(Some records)
■ ■ ■ ■

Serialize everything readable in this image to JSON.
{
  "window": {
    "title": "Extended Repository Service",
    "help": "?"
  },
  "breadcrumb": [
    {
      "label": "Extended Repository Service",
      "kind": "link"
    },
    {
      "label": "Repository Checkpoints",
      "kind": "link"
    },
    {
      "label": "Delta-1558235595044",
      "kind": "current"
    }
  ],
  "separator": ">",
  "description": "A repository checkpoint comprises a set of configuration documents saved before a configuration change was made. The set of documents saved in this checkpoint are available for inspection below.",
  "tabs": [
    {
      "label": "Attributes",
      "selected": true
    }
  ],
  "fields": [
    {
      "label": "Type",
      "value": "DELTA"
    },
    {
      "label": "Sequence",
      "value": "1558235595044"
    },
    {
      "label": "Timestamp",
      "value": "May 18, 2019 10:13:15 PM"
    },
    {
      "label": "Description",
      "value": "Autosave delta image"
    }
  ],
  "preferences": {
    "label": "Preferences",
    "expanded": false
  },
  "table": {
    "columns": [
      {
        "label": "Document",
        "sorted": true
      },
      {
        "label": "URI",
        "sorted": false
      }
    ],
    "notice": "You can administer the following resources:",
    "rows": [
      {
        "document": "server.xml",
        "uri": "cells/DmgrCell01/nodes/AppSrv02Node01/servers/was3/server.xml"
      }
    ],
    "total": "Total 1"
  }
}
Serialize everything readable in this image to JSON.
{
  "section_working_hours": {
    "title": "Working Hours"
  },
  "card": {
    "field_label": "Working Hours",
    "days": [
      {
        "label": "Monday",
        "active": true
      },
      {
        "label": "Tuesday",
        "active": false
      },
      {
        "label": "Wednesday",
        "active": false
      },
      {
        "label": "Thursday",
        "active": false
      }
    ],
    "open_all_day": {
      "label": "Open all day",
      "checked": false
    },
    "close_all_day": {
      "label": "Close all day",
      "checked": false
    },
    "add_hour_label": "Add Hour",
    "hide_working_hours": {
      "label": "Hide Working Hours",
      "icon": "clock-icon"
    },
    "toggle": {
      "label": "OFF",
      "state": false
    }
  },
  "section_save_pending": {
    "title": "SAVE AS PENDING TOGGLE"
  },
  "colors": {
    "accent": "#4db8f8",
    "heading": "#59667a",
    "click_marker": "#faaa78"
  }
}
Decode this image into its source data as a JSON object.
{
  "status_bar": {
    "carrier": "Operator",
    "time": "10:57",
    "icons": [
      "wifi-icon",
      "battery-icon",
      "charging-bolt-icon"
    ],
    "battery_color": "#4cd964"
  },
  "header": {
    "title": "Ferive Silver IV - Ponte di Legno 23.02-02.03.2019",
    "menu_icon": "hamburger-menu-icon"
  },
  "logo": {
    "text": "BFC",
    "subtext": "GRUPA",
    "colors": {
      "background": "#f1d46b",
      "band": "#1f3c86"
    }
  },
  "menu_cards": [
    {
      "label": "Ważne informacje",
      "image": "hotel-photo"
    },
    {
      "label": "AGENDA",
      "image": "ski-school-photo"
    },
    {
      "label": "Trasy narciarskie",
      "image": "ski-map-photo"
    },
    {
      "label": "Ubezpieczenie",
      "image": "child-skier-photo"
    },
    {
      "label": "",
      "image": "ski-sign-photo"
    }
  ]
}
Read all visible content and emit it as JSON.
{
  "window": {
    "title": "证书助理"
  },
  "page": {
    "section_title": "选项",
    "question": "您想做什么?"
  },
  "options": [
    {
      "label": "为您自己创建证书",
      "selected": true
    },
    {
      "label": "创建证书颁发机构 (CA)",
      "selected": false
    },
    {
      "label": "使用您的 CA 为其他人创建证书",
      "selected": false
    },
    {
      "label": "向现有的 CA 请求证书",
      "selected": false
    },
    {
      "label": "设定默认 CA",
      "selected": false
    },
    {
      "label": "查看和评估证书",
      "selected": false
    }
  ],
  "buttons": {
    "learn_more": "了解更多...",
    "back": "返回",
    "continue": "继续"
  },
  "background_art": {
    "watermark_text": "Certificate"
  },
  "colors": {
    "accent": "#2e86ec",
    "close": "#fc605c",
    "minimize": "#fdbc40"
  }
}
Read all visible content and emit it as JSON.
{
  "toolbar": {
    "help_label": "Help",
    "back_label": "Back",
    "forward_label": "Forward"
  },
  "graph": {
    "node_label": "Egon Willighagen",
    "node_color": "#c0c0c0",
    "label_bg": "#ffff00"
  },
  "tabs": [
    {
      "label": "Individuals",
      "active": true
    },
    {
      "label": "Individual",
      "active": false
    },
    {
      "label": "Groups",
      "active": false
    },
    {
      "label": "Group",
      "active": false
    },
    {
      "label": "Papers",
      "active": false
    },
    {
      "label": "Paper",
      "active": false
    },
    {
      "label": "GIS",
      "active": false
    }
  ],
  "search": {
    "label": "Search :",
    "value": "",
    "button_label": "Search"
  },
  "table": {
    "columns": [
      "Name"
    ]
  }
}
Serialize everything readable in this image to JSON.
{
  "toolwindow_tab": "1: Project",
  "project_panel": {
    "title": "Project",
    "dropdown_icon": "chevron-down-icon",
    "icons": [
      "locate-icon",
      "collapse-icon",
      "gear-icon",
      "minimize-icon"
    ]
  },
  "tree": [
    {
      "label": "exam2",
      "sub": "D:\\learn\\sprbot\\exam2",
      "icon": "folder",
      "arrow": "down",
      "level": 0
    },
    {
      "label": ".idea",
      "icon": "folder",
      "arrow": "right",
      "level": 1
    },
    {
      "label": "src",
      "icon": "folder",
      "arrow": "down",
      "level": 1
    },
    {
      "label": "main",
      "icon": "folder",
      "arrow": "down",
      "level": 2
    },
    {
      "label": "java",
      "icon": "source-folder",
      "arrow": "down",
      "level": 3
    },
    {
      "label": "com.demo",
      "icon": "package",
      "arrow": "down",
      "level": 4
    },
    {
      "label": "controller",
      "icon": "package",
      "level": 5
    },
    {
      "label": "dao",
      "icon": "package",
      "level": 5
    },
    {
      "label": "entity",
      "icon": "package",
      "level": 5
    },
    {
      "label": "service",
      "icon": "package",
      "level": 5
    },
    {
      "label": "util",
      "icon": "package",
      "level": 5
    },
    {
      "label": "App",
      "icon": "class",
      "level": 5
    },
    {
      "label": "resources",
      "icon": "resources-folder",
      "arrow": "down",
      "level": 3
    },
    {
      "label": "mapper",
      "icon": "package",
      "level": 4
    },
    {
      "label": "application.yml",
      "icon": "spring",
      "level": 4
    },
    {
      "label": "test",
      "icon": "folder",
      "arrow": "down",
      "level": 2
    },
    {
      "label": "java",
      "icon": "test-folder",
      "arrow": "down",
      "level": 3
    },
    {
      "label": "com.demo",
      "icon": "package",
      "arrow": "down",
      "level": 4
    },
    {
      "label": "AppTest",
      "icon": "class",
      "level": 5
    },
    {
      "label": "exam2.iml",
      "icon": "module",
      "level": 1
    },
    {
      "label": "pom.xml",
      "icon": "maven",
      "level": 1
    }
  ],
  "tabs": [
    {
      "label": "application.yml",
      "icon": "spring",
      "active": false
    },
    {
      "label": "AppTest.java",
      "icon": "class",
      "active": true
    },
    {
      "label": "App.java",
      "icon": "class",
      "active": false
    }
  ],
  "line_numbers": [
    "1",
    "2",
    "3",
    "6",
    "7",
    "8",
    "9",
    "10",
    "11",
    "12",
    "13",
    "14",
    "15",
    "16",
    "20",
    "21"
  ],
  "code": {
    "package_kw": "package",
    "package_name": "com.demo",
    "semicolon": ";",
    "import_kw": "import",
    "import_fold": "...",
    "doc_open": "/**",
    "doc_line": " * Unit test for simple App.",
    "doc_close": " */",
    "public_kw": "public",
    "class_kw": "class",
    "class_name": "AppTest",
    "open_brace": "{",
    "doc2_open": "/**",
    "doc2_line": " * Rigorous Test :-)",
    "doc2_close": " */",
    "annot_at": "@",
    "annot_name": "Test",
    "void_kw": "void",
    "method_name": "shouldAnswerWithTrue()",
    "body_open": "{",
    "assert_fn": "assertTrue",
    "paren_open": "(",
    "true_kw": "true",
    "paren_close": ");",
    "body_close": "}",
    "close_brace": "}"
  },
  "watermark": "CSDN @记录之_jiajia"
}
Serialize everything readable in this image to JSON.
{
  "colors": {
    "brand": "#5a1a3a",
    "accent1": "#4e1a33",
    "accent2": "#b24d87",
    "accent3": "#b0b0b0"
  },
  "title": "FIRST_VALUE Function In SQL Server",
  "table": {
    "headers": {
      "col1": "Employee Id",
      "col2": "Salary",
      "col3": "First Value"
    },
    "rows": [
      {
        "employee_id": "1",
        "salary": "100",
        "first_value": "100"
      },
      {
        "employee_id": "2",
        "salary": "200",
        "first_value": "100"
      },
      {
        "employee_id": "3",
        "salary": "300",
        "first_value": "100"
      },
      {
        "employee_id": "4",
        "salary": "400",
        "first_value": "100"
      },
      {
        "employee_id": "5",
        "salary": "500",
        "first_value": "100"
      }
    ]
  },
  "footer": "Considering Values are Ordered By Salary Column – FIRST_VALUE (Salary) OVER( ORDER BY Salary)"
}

■ ■ ■ ■

# [Given exercise]
Filter out every line that lacks the word "image", and copy the rest.

# [Problem solution]
Serialize everything readable in this image to JSON.
      "value": "Autosave delta image"
Serialize everything readable in this image to JSON.
Decode this image into its source data as a JSON object.
      "image": "hotel-photo"
      "image": "ski-school-photo"
      "image": "ski-map-photo"
      "image": "child-skier-photo"
      "image": "ski-sign-photo"
Serialize everything readable in this image to JSON.
Serialize everything readable in this image to JSON.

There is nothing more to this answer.